__MATERIAL FOR THE TASK__:
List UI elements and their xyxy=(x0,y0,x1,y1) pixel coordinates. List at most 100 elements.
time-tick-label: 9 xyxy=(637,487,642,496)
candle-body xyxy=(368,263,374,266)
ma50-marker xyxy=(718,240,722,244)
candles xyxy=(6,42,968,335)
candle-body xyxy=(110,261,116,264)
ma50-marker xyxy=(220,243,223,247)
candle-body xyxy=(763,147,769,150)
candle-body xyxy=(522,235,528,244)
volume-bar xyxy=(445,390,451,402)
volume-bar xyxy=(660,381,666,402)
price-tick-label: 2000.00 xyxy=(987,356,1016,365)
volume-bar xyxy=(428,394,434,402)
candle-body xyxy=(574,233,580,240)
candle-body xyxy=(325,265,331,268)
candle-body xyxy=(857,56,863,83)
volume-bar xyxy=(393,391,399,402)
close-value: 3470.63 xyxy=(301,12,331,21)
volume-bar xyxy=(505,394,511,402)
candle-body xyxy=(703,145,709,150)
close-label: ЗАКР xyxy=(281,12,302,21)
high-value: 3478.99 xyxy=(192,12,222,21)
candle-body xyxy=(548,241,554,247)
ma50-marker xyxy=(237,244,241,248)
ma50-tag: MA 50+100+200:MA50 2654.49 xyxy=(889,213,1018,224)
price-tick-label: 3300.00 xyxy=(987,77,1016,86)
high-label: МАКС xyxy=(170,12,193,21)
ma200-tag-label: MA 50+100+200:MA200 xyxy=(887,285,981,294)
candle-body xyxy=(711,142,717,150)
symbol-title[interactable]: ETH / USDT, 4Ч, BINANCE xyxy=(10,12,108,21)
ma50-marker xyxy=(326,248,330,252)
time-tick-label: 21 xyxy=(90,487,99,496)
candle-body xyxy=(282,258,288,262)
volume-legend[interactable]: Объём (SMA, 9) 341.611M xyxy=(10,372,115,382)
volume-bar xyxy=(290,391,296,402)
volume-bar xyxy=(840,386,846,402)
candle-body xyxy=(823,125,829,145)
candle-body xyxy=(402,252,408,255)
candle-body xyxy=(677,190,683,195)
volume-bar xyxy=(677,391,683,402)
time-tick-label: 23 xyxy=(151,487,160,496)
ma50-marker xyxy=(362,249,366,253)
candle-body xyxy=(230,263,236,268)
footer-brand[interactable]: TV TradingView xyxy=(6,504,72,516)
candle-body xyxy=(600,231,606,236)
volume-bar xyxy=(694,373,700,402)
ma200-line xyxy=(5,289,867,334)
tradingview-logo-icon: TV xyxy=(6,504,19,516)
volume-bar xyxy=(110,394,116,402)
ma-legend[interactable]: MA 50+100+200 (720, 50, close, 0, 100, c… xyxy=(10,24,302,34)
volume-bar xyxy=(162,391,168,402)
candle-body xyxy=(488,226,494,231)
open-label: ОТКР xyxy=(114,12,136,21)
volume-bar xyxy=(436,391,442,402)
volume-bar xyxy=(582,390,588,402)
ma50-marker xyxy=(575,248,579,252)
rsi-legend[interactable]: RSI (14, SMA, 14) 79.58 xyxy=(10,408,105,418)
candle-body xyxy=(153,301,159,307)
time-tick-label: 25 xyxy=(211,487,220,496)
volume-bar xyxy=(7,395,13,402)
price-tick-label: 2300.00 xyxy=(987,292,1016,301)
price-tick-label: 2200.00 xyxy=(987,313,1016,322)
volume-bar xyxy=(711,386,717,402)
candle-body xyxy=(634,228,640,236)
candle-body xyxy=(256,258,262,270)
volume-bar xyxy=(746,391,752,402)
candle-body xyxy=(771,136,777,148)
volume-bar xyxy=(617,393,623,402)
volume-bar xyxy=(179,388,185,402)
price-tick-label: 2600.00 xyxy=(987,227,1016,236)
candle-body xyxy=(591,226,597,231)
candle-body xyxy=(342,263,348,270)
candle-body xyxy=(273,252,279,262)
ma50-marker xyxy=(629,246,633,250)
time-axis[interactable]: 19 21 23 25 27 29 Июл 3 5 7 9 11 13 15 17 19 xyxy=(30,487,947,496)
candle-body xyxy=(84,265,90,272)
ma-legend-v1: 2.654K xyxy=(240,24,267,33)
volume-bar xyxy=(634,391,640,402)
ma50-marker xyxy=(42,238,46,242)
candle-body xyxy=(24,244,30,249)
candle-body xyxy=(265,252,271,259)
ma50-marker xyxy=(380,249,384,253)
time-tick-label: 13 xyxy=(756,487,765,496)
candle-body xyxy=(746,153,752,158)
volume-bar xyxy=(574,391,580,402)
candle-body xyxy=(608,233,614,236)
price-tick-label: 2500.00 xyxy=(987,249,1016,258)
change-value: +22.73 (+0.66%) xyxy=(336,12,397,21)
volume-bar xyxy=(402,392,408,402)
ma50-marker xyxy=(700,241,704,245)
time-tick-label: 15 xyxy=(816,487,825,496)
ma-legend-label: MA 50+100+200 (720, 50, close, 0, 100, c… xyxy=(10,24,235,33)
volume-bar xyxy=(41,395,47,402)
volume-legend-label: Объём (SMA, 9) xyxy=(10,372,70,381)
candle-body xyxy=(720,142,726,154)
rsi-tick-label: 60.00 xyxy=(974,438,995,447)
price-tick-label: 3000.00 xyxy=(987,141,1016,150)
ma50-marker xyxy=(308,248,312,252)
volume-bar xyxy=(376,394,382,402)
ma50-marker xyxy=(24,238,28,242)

==

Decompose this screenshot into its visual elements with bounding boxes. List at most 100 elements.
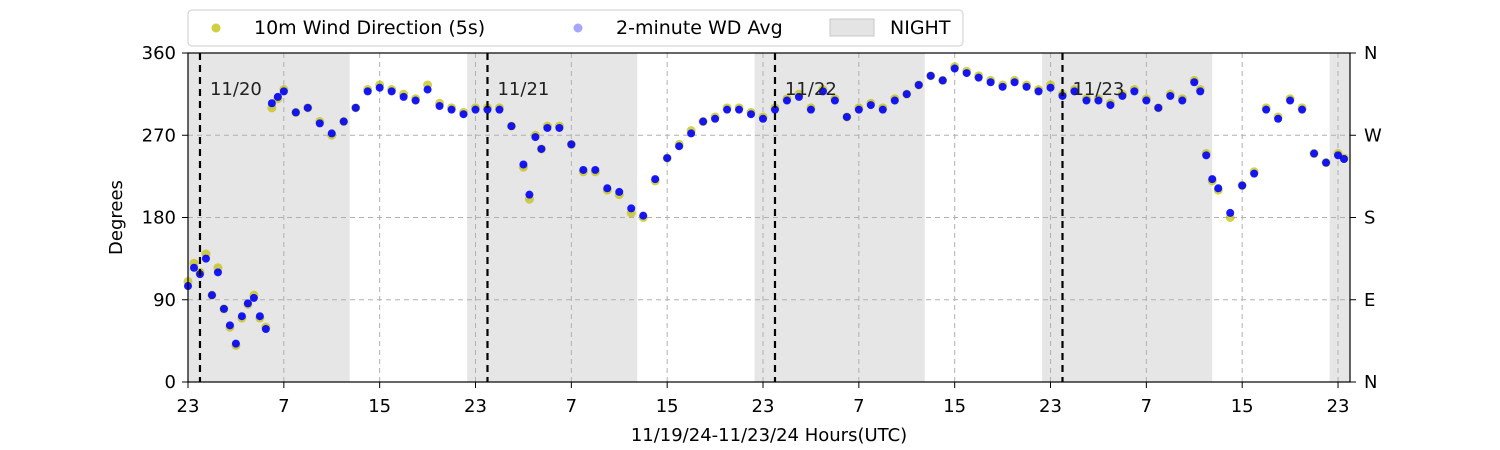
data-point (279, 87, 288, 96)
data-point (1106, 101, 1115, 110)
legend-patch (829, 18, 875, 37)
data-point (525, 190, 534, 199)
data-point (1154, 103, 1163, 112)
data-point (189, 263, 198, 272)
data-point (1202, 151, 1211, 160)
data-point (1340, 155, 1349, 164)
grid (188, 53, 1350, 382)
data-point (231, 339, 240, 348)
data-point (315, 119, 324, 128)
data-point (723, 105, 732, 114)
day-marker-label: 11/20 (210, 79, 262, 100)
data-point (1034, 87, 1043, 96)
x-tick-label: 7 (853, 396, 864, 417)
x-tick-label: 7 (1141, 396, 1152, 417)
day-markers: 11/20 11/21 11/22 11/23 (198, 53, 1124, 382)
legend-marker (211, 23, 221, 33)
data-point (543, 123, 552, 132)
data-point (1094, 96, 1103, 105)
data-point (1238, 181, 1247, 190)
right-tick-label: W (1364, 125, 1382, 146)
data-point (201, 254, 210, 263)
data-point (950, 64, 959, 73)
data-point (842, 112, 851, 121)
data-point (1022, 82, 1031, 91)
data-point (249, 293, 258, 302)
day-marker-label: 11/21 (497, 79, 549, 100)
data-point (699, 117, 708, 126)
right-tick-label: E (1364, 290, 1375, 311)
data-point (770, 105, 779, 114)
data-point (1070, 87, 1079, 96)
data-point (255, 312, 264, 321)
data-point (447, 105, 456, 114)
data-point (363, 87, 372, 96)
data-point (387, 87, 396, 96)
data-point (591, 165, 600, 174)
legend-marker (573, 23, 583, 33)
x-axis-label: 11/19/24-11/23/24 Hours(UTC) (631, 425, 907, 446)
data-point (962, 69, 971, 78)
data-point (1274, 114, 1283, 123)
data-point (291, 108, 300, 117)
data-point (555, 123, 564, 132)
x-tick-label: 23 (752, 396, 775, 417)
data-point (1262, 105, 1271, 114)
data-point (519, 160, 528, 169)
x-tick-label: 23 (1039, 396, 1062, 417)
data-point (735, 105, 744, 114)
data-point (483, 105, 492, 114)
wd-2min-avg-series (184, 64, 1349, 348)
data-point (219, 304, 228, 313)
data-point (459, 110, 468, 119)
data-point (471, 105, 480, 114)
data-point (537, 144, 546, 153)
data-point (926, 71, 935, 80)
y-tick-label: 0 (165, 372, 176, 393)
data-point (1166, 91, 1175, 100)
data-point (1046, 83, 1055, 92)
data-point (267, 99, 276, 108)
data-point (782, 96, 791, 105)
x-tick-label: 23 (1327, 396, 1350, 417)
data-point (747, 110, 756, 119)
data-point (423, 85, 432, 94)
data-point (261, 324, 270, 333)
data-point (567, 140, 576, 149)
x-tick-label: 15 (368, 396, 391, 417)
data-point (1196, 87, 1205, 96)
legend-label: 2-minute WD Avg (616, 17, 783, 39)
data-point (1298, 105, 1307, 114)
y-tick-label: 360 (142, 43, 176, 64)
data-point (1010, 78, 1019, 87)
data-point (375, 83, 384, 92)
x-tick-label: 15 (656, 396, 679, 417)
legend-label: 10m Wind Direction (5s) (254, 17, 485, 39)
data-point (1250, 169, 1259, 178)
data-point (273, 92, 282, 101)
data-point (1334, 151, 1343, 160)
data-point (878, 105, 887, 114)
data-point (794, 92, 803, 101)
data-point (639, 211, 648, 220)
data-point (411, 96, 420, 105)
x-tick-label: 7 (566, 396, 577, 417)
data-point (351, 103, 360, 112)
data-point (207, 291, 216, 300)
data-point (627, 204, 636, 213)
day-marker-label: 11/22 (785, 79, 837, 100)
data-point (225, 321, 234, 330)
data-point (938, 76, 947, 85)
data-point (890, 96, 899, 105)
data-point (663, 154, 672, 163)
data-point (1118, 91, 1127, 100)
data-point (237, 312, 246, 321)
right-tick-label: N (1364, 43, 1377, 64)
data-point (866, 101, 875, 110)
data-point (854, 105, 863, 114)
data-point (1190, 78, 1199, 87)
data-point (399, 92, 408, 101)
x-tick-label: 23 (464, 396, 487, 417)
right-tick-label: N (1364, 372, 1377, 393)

--

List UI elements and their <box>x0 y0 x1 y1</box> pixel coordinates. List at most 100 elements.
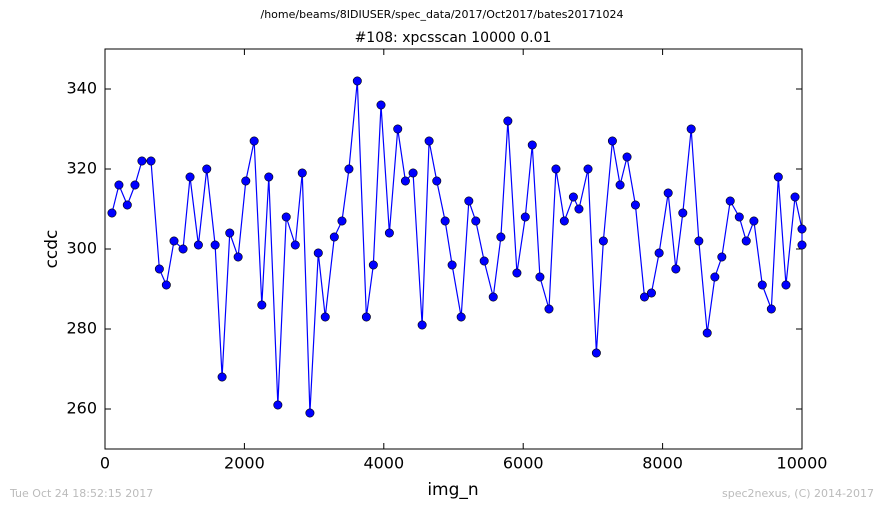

__TASK PROMPT__:
Format everything above, from the line containing "List UI elements and their xyxy=(x0,y0,x1,y1)" down to the line containing "candle-body xyxy=(325,265,331,268)", as a Markdown table with two columns, Row and Entry. Number each line in Row, put the line itself in Entry, and leave out blank lines.

__SOLUTION FOR THIS PROBLEM__:
| Row | Entry |
|---|---|
| 1 | List UI elements and their xyxy=(x0,y0,x1,y1) pixel coordinates. List at most 100 elements. |
| 2 | time-tick-label: 9 xyxy=(637,487,642,496) |
| 3 | candle-body xyxy=(368,263,374,266) |
| 4 | ma50-marker xyxy=(718,240,722,244) |
| 5 | candles xyxy=(6,42,968,335) |
| 6 | candle-body xyxy=(110,261,116,264) |
| 7 | ma50-marker xyxy=(220,243,223,247) |
| 8 | candle-body xyxy=(763,147,769,150) |
| 9 | candle-body xyxy=(522,235,528,244) |
| 10 | volume-bar xyxy=(445,390,451,402) |
| 11 | volume-bar xyxy=(660,381,666,402) |
| 12 | price-tick-label: 2000.00 xyxy=(987,356,1016,365) |
| 13 | volume-bar xyxy=(428,394,434,402) |
| 14 | candle-body xyxy=(574,233,580,240) |
| 15 | candle-body xyxy=(325,265,331,268) |